### SHORT EXERCISE
Look over the entries that follow and work out how many lines contain "JSON". State the number only.

-*-*-

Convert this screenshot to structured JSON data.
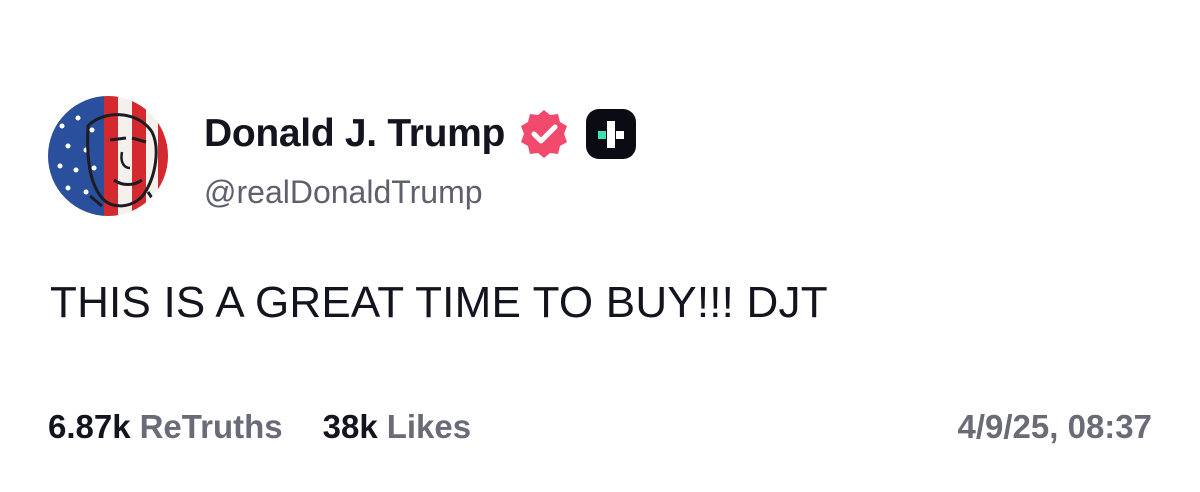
{
  "post": {
    "author": {
      "display_name": "Donald J. Trump",
      "handle": "@realDonaldTrump",
      "avatar_icon": "american-flag-portrait-avatar",
      "verified_icon": "verified-badge-icon",
      "platform_icon": "truth-social-logo-icon"
    },
    "text": "THIS IS A GREAT TIME TO BUY!!! DJT",
    "stats": {
      "retruths_count": "6.87k",
      "retruths_label": "ReTruths",
      "likes_count": "38k",
      "likes_label": "Likes"
    },
    "timestamp": "4/9/25, 08:37"
  },
  "colors": {
    "verified_badge": "#f24a6d",
    "logo_background": "#0b0b14",
    "logo_accent": "#3fe0b8",
    "text_primary": "#14141f",
    "text_secondary": "#6b6b78"
  }
}
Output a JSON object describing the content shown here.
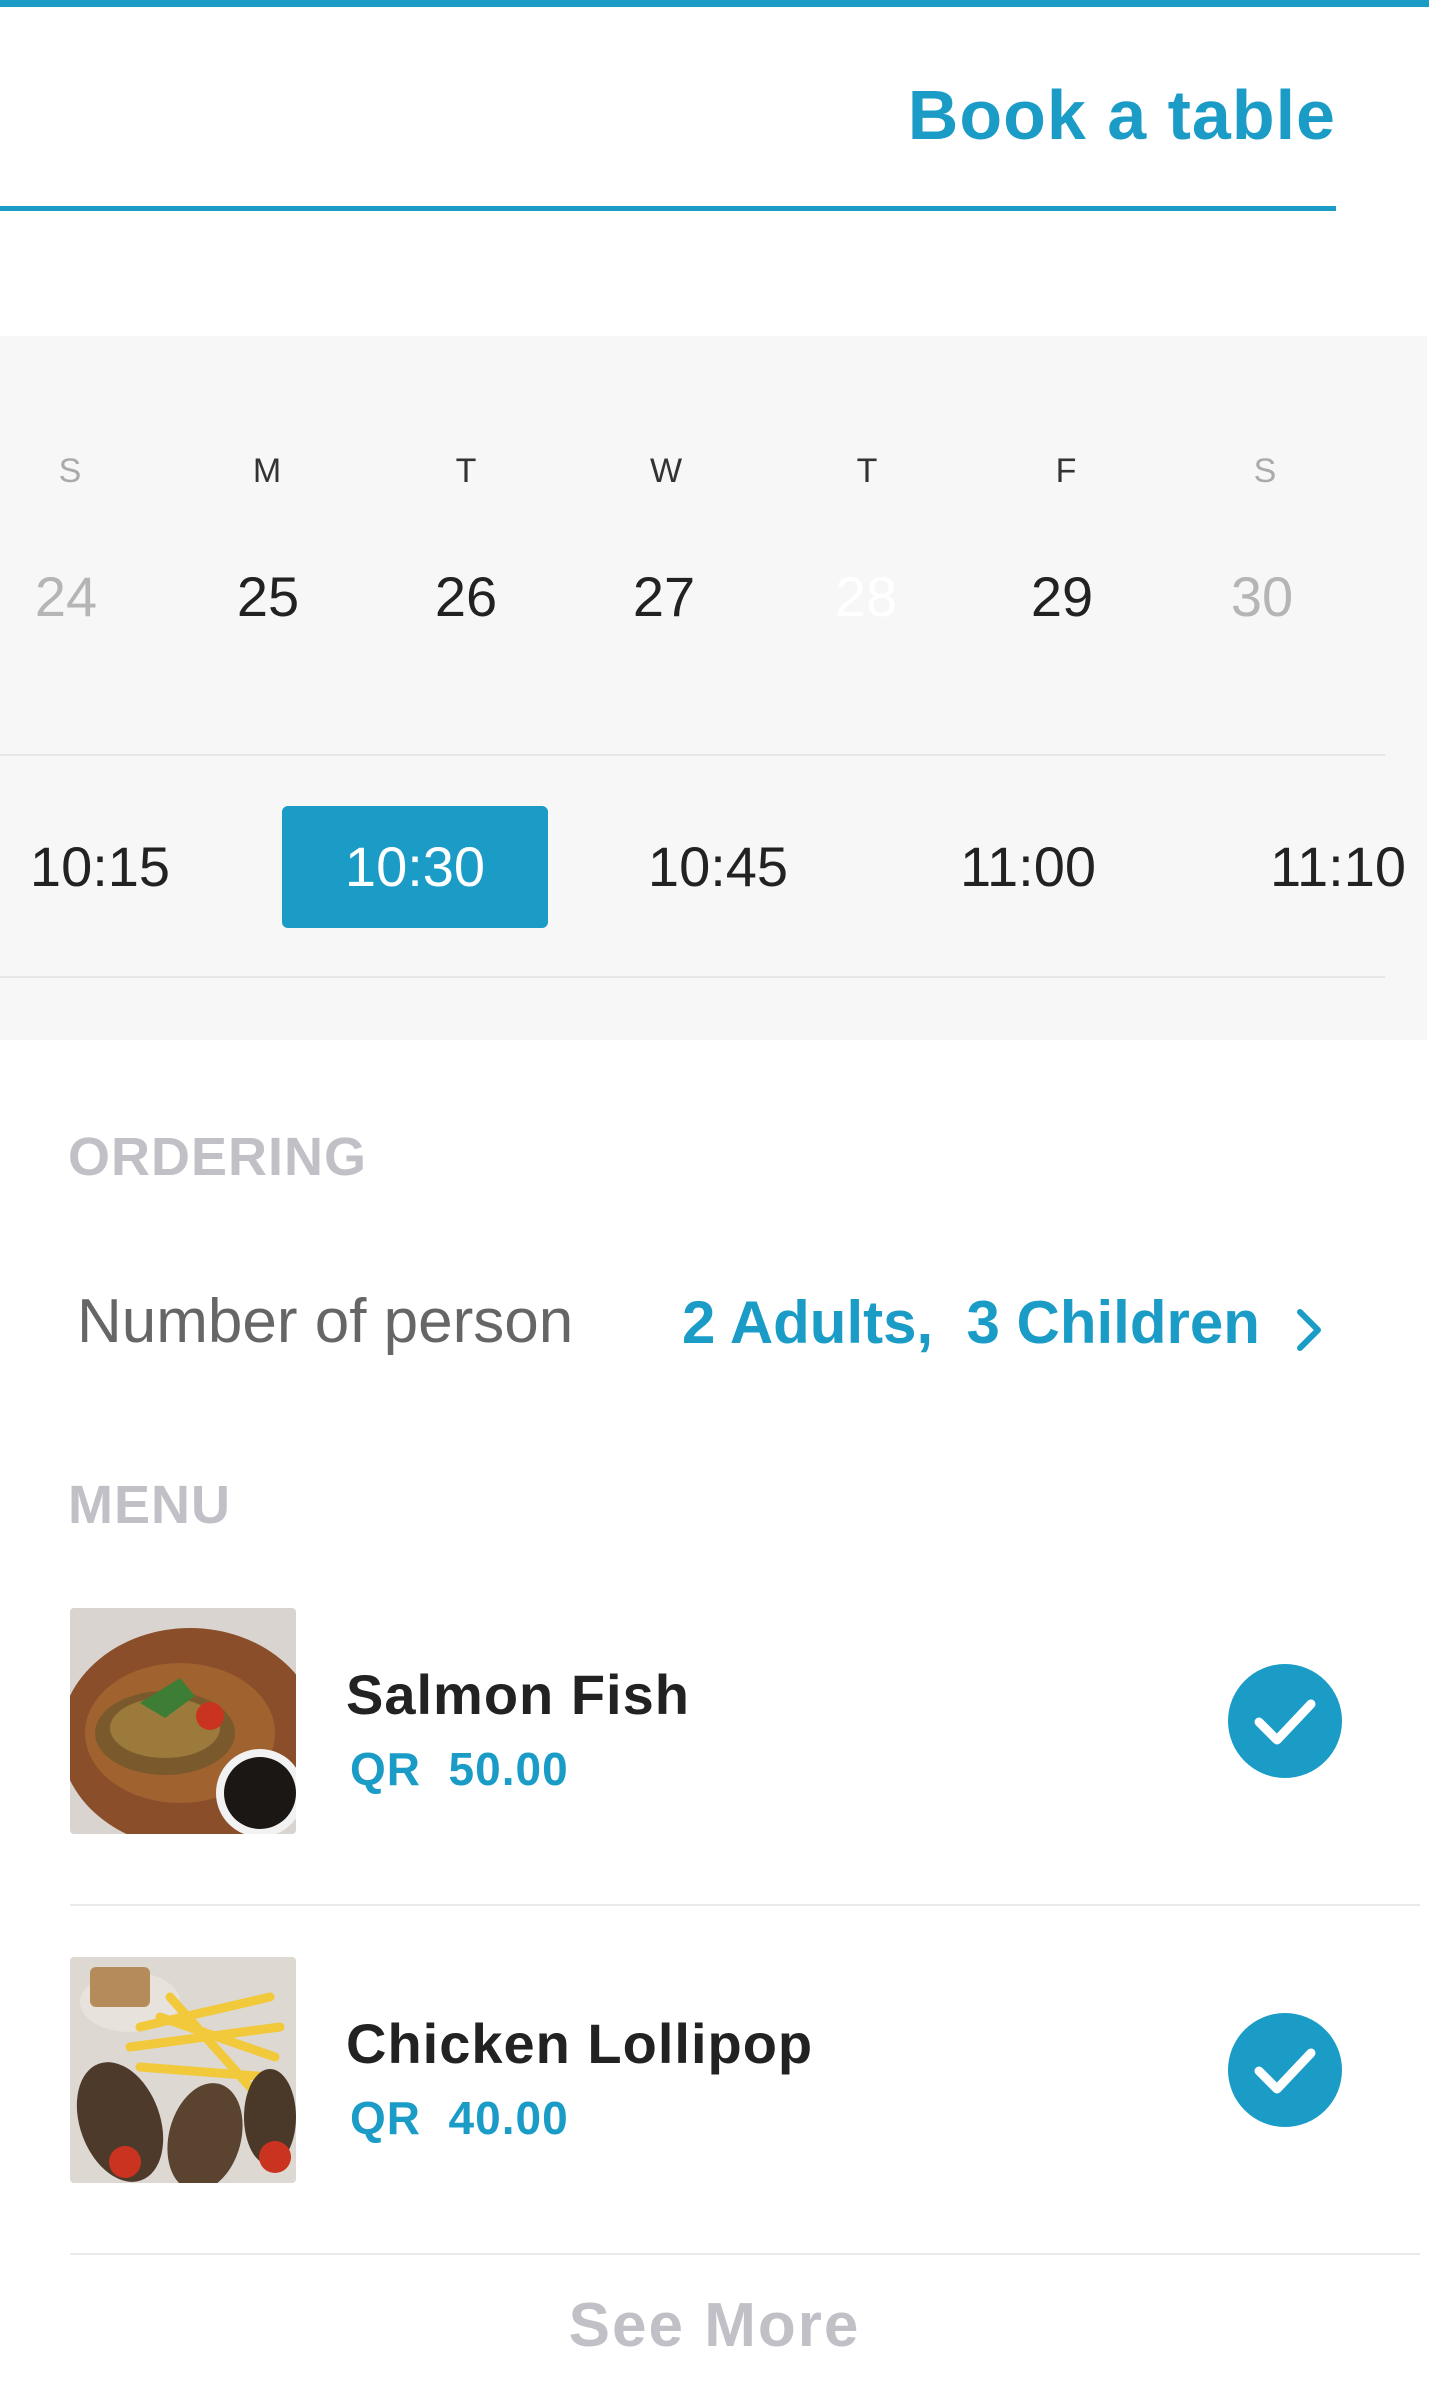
{
  "header": {
    "title": "Book a table"
  },
  "calendar": {
    "days": [
      {
        "letter": "S",
        "date": "24",
        "state": "muted"
      },
      {
        "letter": "M",
        "date": "25",
        "state": "normal"
      },
      {
        "letter": "T",
        "date": "26",
        "state": "normal"
      },
      {
        "letter": "W",
        "date": "27",
        "state": "normal"
      },
      {
        "letter": "T",
        "date": "28",
        "state": "selected"
      },
      {
        "letter": "F",
        "date": "29",
        "state": "normal"
      },
      {
        "letter": "S",
        "date": "30",
        "state": "muted"
      }
    ]
  },
  "times": [
    {
      "label": "10:15",
      "selected": false
    },
    {
      "label": "10:30",
      "selected": true
    },
    {
      "label": "10:45",
      "selected": false
    },
    {
      "label": "11:00",
      "selected": false
    },
    {
      "label": "11:10",
      "selected": false
    }
  ],
  "ordering": {
    "section_label": "ORDERING",
    "persons_label": "Number of person",
    "persons_value": "2 Adults,  3 Children",
    "chevron_icon": "chevron-right-icon"
  },
  "menu": {
    "section_label": "MENU",
    "items": [
      {
        "name": "Salmon Fish",
        "price": "QR  50.00",
        "checked": true,
        "image": "grilled-fish-photo"
      },
      {
        "name": "Chicken Lollipop",
        "price": "QR  40.00",
        "checked": true,
        "image": "chicken-fries-photo"
      }
    ],
    "see_more": "See More"
  },
  "colors": {
    "accent": "#1a9cc7",
    "muted_label": "#c0c0c6"
  }
}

-*-*-

### CORRECT RESULT
2